__Objective__: Would you quote every entry exactly, dropping only the pictures?

__Exercise inputs__:
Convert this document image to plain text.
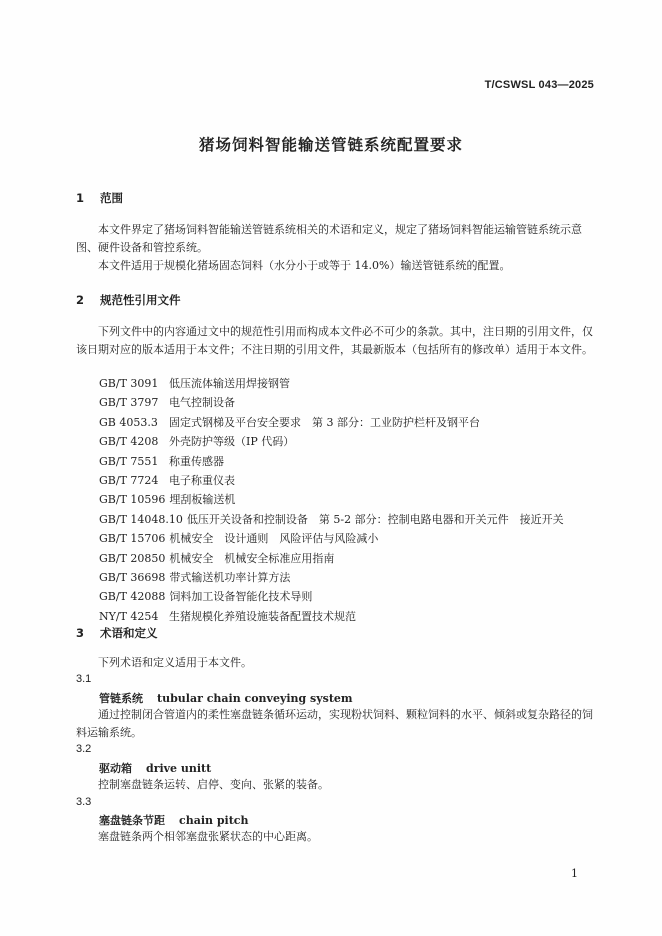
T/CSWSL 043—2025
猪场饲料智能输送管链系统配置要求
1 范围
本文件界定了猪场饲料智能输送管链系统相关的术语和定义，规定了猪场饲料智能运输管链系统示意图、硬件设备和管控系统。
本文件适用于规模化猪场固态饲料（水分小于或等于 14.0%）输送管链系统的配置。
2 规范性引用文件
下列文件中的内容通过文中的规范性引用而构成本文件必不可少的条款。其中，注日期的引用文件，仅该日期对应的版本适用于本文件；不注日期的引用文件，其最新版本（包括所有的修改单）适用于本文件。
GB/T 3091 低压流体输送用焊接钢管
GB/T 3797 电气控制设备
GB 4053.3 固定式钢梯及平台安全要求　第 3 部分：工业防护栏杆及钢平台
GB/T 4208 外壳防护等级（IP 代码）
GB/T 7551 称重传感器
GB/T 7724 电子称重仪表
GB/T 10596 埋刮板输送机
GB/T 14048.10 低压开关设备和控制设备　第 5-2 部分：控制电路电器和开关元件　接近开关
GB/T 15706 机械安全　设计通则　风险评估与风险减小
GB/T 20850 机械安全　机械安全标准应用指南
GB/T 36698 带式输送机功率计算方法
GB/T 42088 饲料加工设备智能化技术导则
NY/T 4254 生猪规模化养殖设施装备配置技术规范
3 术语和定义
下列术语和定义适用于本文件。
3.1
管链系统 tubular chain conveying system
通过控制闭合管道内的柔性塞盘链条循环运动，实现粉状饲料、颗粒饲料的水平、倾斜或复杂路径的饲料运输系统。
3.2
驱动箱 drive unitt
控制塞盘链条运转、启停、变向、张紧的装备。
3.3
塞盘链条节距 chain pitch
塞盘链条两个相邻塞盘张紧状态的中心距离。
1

__Response__:
Convert this document image to plain text.
T/CSWSL 043—2025
猪场饲料智能输送管链系统配置要求
1 范围
本文件界定了猪场饲料智能输送管链系统相关的术语和定义，规定了猪场饲料智能运输管链系统示意图、硬件设备和管控系统。
本文件适用于规模化猪场固态饲料（水分小于或等于 14.0%）输送管链系统的配置。
2 规范性引用文件
下列文件中的内容通过文中的规范性引用而构成本文件必不可少的条款。其中，注日期的引用文件，仅该日期对应的版本适用于本文件；不注日期的引用文件，其最新版本（包括所有的修改单）适用于本文件。
GB/T 3091 低压流体输送用焊接钢管
GB/T 3797 电气控制设备
GB 4053.3 固定式钢梯及平台安全要求　第 3 部分：工业防护栏杆及钢平台
GB/T 4208 外壳防护等级（IP 代码）
GB/T 7551 称重传感器
GB/T 7724 电子称重仪表
GB/T 10596 埋刮板输送机
GB/T 14048.10 低压开关设备和控制设备　第 5-2 部分：控制电路电器和开关元件　接近开关
GB/T 15706 机械安全　设计通则　风险评估与风险减小
GB/T 20850 机械安全　机械安全标准应用指南
GB/T 36698 带式输送机功率计算方法
GB/T 42088 饲料加工设备智能化技术导则
NY/T 4254 生猪规模化养殖设施装备配置技术规范
3 术语和定义
下列术语和定义适用于本文件。
3.1
管链系统 tubular chain conveying system
通过控制闭合管道内的柔性塞盘链条循环运动，实现粉状饲料、颗粒饲料的水平、倾斜或复杂路径的饲料运输系统。
3.2
驱动箱 drive unitt
控制塞盘链条运转、启停、变向、张紧的装备。
3.3
塞盘链条节距 chain pitch
塞盘链条两个相邻塞盘张紧状态的中心距离。
1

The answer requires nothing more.